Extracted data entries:
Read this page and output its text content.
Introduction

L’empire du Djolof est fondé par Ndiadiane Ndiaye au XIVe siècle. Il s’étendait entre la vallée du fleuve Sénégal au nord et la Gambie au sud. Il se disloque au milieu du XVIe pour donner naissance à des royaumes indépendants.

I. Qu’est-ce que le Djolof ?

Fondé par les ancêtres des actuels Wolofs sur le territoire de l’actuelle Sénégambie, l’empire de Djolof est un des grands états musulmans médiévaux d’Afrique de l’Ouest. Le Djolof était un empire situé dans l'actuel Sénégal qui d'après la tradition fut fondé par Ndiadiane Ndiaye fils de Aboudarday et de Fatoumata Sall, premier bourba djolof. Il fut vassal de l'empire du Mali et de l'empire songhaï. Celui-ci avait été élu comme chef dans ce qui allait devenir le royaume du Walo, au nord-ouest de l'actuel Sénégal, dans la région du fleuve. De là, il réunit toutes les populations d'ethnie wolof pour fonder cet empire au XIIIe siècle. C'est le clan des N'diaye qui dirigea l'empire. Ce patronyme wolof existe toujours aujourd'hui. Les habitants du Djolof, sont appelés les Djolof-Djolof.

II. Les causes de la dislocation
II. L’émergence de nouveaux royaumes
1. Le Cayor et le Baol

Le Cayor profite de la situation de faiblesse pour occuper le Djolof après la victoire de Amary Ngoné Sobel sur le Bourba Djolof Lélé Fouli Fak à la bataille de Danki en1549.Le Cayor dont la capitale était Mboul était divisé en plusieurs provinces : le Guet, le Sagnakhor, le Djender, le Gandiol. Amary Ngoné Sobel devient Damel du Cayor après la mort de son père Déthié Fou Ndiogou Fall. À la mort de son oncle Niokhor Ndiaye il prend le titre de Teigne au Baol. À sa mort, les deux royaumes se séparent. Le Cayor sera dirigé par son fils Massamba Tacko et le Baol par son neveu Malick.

■ Your task
Write out every entry word for word.

■ Correct answer
Read this page and output its text content.
Introduction

L’empire du Djolof est fondé par Ndiadiane Ndiaye au XIVe siècle. Il s’étendait entre la vallée du fleuve Sénégal au nord et la Gambie au sud. Il se disloque au milieu du XVIe pour donner naissance à des royaumes indépendants.

I. Qu’est-ce que le Djolof ?

Fondé par les ancêtres des actuels Wolofs sur le territoire de l’actuelle Sénégambie, l’empire de Djolof est un des grands états musulmans médiévaux d’Afrique de l’Ouest. Le Djolof était un empire situé dans l'actuel Sénégal qui d'après la tradition fut fondé par Ndiadiane Ndiaye fils de Aboudarday et de Fatoumata Sall, premier bourba djolof. Il fut vassal de l'empire du Mali et de l'empire songhaï. Celui-ci avait été élu comme chef dans ce qui allait devenir le royaume du Walo, au nord-ouest de l'actuel Sénégal, dans la région du fleuve. De là, il réunit toutes les populations d'ethnie wolof pour fonder cet empire au XIIIe siècle. C'est le clan des N'diaye qui dirigea l'empire. Ce patronyme wolof existe toujours aujourd'hui. Les habitants du Djolof, sont appelés les Djolof-Djolof.

II. Les causes de la dislocation
II. L’émergence de nouveaux royaumes
1. Le Cayor et le Baol

Le Cayor profite de la situation de faiblesse pour occuper le Djolof après la victoire de Amary Ngoné Sobel sur le Bourba Djolof Lélé Fouli Fak à la bataille de Danki en1549.Le Cayor dont la capitale était Mboul était divisé en plusieurs provinces : le Guet, le Sagnakhor, le Djender, le Gandiol. Amary Ngoné Sobel devient Damel du Cayor après la mort de son père Déthié Fou Ndiogou Fall. À la mort de son oncle Niokhor Ndiaye il prend le titre de Teigne au Baol. À sa mort, les deux royaumes se séparent. Le Cayor sera dirigé par son fils Massamba Tacko et le Baol par son neveu Malick.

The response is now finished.